** DOCUMENT SEGMENT **
________________________
Details
-
Bug
-
Status: Resolved
-
Major
-
Resolution: Fixed
-
None
-
None
-
Mesosphere Sprint 73
-
2
Description
The way we get resource statistics for Docker tasks is through getting the cgroup subsystem path through /proc/<pid>/cgroup first (taking the cpuacct subsystem as an example):
9:cpuacct,cpu:/docker/66fbe67b64ad3a86c6e080e18578bc9e540e55ee0bdcae09c2e131a4264a3a3b
Then read /sys/fs/cgroup/cpuacct//docker/66fbe67b64ad3a86c6e080e18578bc9e540e55ee0bdcae09c2e131a4264a3a3b/cpuacct.stat to get the statistics:
user 4 system 0
However, when a Docker container is being teared down, it seems that Docker or the operation system will first move the process to the root cgroup before actually killing it, making /proc/<pid>/docker look like the following:
9:cpuacct,cpu:/
This makes a racy call to cgroup::internal::cgroup() return a single '/', which in turn makes DockerContainerizerProcess::cgroupsStatistics() read /sys/fs/cgroup/cpuacct///cpuacct.stat, which contains the statistics for the root cgroup:
user 228058750 system 24506461
This can be reproduced by test.cpp with the following command:
$ docker run --name sleep -d --rm alpine sleep 1000; ./test $(docker inspect sleep | jq .[].State.Pid) & sleep 1 && docker rm -f sleep ... Reading file '/proc/44224/cgroup' Reading file '/sys/fs/cgroup/cpuacct//docker/1d79a6c877e2af3081630aa57d23d853e6bd7d210dad28f897556bfea20bc9c1/cpuacct.stat' user 4 system 0 Reading file '/proc/44224/cgroup' Reading file '/sys/fs/cgroup/cpuacct///cpuacct.stat' user 228058750 system 24506461 Reading file '/proc/44224/cgroup' Reading file '/sys/fs/cgroup/cpuacct///cpuacct.stat' user 228058750 system 24506461 Failed to open file '/proc/44224/cgroup' sleep [2]- Exit 1 ./test $(docker inspect sleep | jq .[].State.Pid)
________________________
Stored data entries

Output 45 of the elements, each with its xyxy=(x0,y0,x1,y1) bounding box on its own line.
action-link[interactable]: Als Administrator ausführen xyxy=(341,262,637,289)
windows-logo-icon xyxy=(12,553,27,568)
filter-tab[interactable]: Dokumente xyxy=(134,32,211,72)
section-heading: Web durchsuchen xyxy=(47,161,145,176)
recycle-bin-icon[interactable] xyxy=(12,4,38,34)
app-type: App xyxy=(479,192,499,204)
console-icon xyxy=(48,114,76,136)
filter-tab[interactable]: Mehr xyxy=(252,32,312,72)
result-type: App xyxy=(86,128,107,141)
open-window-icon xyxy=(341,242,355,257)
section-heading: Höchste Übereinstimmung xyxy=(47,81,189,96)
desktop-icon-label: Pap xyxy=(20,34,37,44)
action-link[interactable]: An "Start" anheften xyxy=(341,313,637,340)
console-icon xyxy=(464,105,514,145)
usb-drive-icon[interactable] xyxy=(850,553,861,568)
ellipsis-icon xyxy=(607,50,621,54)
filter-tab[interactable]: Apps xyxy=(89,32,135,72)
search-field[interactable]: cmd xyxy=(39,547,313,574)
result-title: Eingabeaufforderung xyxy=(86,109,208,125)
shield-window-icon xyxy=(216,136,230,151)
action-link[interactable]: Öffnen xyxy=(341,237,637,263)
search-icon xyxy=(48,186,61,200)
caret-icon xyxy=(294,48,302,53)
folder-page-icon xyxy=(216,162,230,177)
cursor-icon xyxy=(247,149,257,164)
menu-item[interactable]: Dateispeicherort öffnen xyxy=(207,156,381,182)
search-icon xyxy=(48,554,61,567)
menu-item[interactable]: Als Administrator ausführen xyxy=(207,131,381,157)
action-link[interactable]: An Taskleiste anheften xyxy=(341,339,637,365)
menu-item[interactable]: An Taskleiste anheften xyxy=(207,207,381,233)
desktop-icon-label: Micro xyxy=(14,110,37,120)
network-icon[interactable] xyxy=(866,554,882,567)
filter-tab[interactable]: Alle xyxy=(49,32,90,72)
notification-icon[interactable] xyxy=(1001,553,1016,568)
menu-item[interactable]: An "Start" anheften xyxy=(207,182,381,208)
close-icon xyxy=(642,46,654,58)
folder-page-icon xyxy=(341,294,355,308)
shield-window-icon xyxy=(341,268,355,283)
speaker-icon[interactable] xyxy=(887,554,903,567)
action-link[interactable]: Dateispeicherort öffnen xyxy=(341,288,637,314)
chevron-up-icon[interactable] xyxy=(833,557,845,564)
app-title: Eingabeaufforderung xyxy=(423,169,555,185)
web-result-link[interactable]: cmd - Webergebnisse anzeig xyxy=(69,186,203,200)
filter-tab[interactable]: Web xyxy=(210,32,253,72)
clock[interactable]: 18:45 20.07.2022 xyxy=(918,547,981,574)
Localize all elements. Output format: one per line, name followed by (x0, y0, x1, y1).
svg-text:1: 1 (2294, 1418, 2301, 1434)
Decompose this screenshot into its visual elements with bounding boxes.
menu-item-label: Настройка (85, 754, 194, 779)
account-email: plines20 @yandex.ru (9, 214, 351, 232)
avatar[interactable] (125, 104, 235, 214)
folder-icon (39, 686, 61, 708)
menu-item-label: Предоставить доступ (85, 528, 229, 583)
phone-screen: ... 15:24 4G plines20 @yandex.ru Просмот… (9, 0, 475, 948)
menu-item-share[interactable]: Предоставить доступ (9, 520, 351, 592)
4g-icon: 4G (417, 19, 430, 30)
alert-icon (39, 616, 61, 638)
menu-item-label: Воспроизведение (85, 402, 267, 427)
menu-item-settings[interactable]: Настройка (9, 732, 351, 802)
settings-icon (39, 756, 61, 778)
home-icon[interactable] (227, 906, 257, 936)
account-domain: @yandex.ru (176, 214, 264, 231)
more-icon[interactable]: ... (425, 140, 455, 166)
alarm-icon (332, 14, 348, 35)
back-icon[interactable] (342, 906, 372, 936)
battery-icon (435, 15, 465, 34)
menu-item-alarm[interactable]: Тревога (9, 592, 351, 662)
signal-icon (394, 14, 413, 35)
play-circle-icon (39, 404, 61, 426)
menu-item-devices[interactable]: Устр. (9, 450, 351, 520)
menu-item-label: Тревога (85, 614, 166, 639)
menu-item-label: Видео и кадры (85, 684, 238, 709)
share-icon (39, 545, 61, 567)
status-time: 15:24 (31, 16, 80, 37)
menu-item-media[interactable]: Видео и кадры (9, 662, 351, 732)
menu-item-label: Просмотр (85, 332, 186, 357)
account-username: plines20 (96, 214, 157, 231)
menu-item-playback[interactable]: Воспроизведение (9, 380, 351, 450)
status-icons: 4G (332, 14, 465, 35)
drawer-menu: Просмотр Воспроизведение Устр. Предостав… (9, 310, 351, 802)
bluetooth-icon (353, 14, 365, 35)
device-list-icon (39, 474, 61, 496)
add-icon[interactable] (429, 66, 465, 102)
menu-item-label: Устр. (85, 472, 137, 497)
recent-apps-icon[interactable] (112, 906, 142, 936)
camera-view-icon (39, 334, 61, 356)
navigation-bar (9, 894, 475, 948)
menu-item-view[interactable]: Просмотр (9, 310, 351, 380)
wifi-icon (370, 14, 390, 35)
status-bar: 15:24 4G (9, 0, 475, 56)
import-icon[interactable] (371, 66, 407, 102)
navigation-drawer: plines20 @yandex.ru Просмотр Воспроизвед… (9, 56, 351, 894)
________________________
Translate the sentence "This can be reproduced by test.cpp with the following command:" from the Docker cgroup bug report into Spanish.

** REPLY TO THE EXERCISE **
Esto se puede reproducir con test.cpp mediante el siguiente comando: